▶ _What you have to do_
Can you give all the records again without altering a single character?

▶ _Provided information_

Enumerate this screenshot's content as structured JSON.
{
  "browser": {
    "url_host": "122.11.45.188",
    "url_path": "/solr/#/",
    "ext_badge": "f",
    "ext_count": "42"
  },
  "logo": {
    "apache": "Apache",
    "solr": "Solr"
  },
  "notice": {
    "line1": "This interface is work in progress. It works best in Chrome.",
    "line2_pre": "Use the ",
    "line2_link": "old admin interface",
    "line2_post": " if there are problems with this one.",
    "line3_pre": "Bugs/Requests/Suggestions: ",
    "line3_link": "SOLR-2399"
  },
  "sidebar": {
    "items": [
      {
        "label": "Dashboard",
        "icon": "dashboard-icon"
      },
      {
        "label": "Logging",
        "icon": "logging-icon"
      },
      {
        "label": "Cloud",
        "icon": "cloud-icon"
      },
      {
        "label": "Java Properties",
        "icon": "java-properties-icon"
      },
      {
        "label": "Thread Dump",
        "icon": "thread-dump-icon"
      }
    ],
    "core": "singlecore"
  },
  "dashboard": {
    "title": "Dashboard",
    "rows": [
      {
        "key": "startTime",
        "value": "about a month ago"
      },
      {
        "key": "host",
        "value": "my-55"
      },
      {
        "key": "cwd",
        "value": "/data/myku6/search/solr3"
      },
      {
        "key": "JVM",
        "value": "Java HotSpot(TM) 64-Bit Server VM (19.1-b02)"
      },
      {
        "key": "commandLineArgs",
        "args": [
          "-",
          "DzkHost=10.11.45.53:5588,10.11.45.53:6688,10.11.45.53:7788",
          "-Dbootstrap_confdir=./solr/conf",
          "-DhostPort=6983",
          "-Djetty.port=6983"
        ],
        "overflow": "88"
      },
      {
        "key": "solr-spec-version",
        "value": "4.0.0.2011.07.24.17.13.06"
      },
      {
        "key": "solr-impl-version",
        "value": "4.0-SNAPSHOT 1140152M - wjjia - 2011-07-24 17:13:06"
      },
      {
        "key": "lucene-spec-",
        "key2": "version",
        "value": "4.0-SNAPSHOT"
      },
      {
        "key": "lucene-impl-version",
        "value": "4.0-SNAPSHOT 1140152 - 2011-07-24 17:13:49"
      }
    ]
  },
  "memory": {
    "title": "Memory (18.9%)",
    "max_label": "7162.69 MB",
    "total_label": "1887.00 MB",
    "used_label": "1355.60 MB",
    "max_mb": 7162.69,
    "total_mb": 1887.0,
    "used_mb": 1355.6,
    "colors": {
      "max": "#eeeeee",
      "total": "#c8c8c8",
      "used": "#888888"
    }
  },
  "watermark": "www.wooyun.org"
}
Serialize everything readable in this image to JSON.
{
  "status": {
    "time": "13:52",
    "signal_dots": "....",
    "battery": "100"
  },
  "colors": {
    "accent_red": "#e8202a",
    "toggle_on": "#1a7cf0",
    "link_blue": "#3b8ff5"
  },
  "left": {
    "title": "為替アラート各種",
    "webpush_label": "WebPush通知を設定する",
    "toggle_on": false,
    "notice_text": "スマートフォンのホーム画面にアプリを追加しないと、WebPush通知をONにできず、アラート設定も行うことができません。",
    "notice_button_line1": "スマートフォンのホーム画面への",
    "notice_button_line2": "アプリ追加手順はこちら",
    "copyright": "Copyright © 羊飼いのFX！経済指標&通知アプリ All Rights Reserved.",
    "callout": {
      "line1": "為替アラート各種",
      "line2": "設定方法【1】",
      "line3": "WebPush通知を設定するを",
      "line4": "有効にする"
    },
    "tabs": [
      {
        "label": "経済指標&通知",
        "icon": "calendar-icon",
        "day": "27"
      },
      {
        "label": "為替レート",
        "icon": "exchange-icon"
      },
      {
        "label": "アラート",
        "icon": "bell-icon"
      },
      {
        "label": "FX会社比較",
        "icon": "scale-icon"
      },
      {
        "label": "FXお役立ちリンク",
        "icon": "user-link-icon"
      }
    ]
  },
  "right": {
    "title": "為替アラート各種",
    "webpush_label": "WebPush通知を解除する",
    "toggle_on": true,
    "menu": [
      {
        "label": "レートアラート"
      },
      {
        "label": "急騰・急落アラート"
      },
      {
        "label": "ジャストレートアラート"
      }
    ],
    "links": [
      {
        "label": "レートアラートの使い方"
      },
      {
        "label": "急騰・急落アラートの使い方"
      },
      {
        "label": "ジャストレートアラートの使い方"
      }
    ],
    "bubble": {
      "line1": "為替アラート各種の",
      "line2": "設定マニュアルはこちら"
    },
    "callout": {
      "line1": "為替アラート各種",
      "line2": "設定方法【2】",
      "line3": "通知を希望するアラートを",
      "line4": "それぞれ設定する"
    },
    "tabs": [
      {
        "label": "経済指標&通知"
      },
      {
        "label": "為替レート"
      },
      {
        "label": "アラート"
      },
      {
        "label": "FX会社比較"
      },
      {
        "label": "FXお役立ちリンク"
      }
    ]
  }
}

▶ _Problem solution_
Enumerate this screenshot's content as structured JSON.
{
  "browser": {
    "url_host": "122.11.45.188",
    "url_path": "/solr/#/",
    "ext_badge": "f",
    "ext_count": "42"
  },
  "logo": {
    "apache": "Apache",
    "solr": "Solr"
  },
  "notice": {
    "line1": "This interface is work in progress. It works best in Chrome.",
    "line2_pre": "Use the ",
    "line2_link": "old admin interface",
    "line2_post": " if there are problems with this one.",
    "line3_pre": "Bugs/Requests/Suggestions: ",
    "line3_link": "SOLR-2399"
  },
  "sidebar": {
    "items": [
      {
        "label": "Dashboard",
        "icon": "dashboard-icon"
      },
      {
        "label": "Logging",
        "icon": "logging-icon"
      },
      {
        "label": "Cloud",
        "icon": "cloud-icon"
      },
      {
        "label": "Java Properties",
        "icon": "java-properties-icon"
      },
      {
        "label": "Thread Dump",
        "icon": "thread-dump-icon"
      }
    ],
    "core": "singlecore"
  },
  "dashboard": {
    "title": "Dashboard",
    "rows": [
      {
        "key": "startTime",
        "value": "about a month ago"
      },
      {
        "key": "host",
        "value": "my-55"
      },
      {
        "key": "cwd",
        "value": "/data/myku6/search/solr3"
      },
      {
        "key": "JVM",
        "value": "Java HotSpot(TM) 64-Bit Server VM (19.1-b02)"
      },
      {
        "key": "commandLineArgs",
        "args": [
          "-",
          "DzkHost=10.11.45.53:5588,10.11.45.53:6688,10.11.45.53:7788",
          "-Dbootstrap_confdir=./solr/conf",
          "-DhostPort=6983",
          "-Djetty.port=6983"
        ],
        "overflow": "88"
      },
      {
        "key": "solr-spec-version",
        "value": "4.0.0.2011.07.24.17.13.06"
      },
      {
        "key": "solr-impl-version",
        "value": "4.0-SNAPSHOT 1140152M - wjjia - 2011-07-24 17:13:06"
      },
      {
        "key": "lucene-spec-",
        "key2": "version",
        "value": "4.0-SNAPSHOT"
      },
      {
        "key": "lucene-impl-version",
        "value": "4.0-SNAPSHOT 1140152 - 2011-07-24 17:13:49"
      }
    ]
  },
  "memory": {
    "title": "Memory (18.9%)",
    "max_label": "7162.69 MB",
    "total_label": "1887.00 MB",
    "used_label": "1355.60 MB",
    "max_mb": 7162.69,
    "total_mb": 1887.0,
    "used_mb": 1355.6,
    "colors": {
      "max": "#eeeeee",
      "total": "#c8c8c8",
      "used": "#888888"
    }
  },
  "watermark": "www.wooyun.org"
}
Serialize everything readable in this image to JSON.
{
  "status": {
    "time": "13:52",
    "signal_dots": "....",
    "battery": "100"
  },
  "colors": {
    "accent_red": "#e8202a",
    "toggle_on": "#1a7cf0",
    "link_blue": "#3b8ff5"
  },
  "left": {
    "title": "為替アラート各種",
    "webpush_label": "WebPush通知を設定する",
    "toggle_on": false,
    "notice_text": "スマートフォンのホーム画面にアプリを追加しないと、WebPush通知をONにできず、アラート設定も行うことができません。",
    "notice_button_line1": "スマートフォンのホーム画面への",
    "notice_button_line2": "アプリ追加手順はこちら",
    "copyright": "Copyright © 羊飼いのFX！経済指標&通知アプリ All Rights Reserved.",
    "callout": {
      "line1": "為替アラート各種",
      "line2": "設定方法【1】",
      "line3": "WebPush通知を設定するを",
      "line4": "有効にする"
    },
    "tabs": [
      {
        "label": "経済指標&通知",
        "icon": "calendar-icon",
        "day": "27"
      },
      {
        "label": "為替レート",
        "icon": "exchange-icon"
      },
      {
        "label": "アラート",
        "icon": "bell-icon"
      },
      {
        "label": "FX会社比較",
        "icon": "scale-icon"
      },
      {
        "label": "FXお役立ちリンク",
        "icon": "user-link-icon"
      }
    ]
  },
  "right": {
    "title": "為替アラート各種",
    "webpush_label": "WebPush通知を解除する",
    "toggle_on": true,
    "menu": [
      {
        "label": "レートアラート"
      },
      {
        "label": "急騰・急落アラート"
      },
      {
        "label": "ジャストレートアラート"
      }
    ],
    "links": [
      {
        "label": "レートアラートの使い方"
      },
      {
        "label": "急騰・急落アラートの使い方"
      },
      {
        "label": "ジャストレートアラートの使い方"
      }
    ],
    "bubble": {
      "line1": "為替アラート各種の",
      "line2": "設定マニュアルはこちら"
    },
    "callout": {
      "line1": "為替アラート各種",
      "line2": "設定方法【2】",
      "line3": "通知を希望するアラートを",
      "line4": "それぞれ設定する"
    },
    "tabs": [
      {
        "label": "経済指標&通知"
      },
      {
        "label": "為替レート"
      },
      {
        "label": "アラート"
      },
      {
        "label": "FX会社比較"
      },
      {
        "label": "FXお役立ちリンク"
      }
    ]
  }
}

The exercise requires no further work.